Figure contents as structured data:
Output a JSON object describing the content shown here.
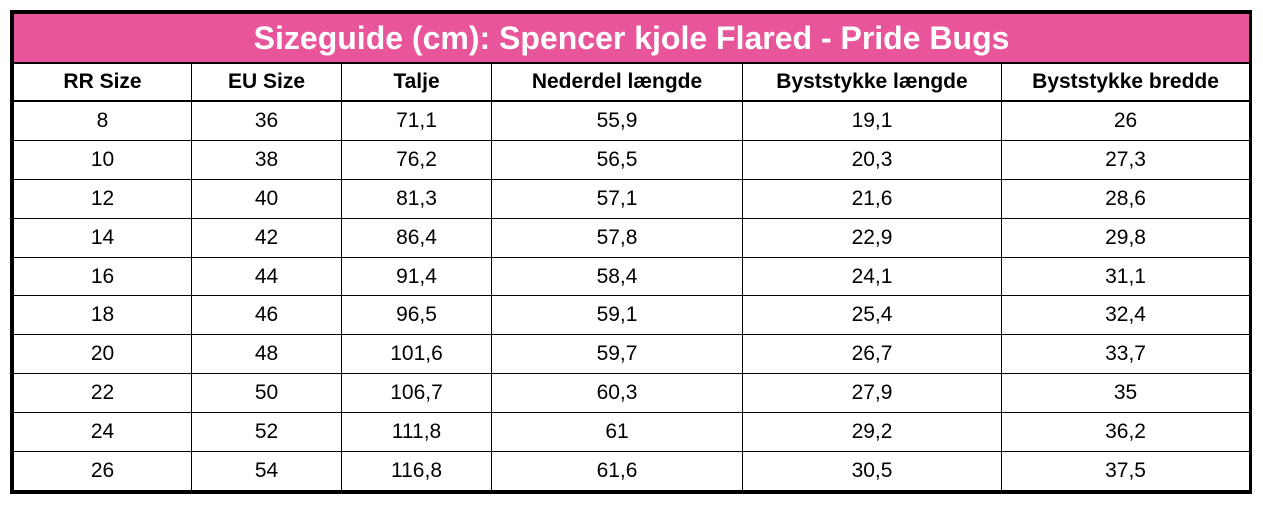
{
  "title": "Sizeguide (cm): Spencer kjole Flared - Pride Bugs",
  "colors": {
    "title_background": "#e8559a",
    "title_text": "#ffffff",
    "border": "#000000"
  },
  "headers": [
    "RR Size",
    "EU Size",
    "Talje",
    "Nederdel længde",
    "Byststykke længde",
    "Byststykke bredde"
  ],
  "rows": [
    [
      "8",
      "36",
      "71,1",
      "55,9",
      "19,1",
      "26"
    ],
    [
      "10",
      "38",
      "76,2",
      "56,5",
      "20,3",
      "27,3"
    ],
    [
      "12",
      "40",
      "81,3",
      "57,1",
      "21,6",
      "28,6"
    ],
    [
      "14",
      "42",
      "86,4",
      "57,8",
      "22,9",
      "29,8"
    ],
    [
      "16",
      "44",
      "91,4",
      "58,4",
      "24,1",
      "31,1"
    ],
    [
      "18",
      "46",
      "96,5",
      "59,1",
      "25,4",
      "32,4"
    ],
    [
      "20",
      "48",
      "101,6",
      "59,7",
      "26,7",
      "33,7"
    ],
    [
      "22",
      "50",
      "106,7",
      "60,3",
      "27,9",
      "35"
    ],
    [
      "24",
      "52",
      "111,8",
      "61",
      "29,2",
      "36,2"
    ],
    [
      "26",
      "54",
      "116,8",
      "61,6",
      "30,5",
      "37,5"
    ]
  ]
}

• AIM OF THE EXERCISE
Send back the data above word for word, with the pictures left out.

• ANSWER TO THE EXERCISE
Output a JSON object describing the content shown here.
{
  "title": "Sizeguide (cm): Spencer kjole Flared - Pride Bugs",
  "colors": {
    "title_background": "#e8559a",
    "title_text": "#ffffff",
    "border": "#000000"
  },
  "headers": [
    "RR Size",
    "EU Size",
    "Talje",
    "Nederdel længde",
    "Byststykke længde",
    "Byststykke bredde"
  ],
  "rows": [
    [
      "8",
      "36",
      "71,1",
      "55,9",
      "19,1",
      "26"
    ],
    [
      "10",
      "38",
      "76,2",
      "56,5",
      "20,3",
      "27,3"
    ],
    [
      "12",
      "40",
      "81,3",
      "57,1",
      "21,6",
      "28,6"
    ],
    [
      "14",
      "42",
      "86,4",
      "57,8",
      "22,9",
      "29,8"
    ],
    [
      "16",
      "44",
      "91,4",
      "58,4",
      "24,1",
      "31,1"
    ],
    [
      "18",
      "46",
      "96,5",
      "59,1",
      "25,4",
      "32,4"
    ],
    [
      "20",
      "48",
      "101,6",
      "59,7",
      "26,7",
      "33,7"
    ],
    [
      "22",
      "50",
      "106,7",
      "60,3",
      "27,9",
      "35"
    ],
    [
      "24",
      "52",
      "111,8",
      "61",
      "29,2",
      "36,2"
    ],
    [
      "26",
      "54",
      "116,8",
      "61,6",
      "30,5",
      "37,5"
    ]
  ]
}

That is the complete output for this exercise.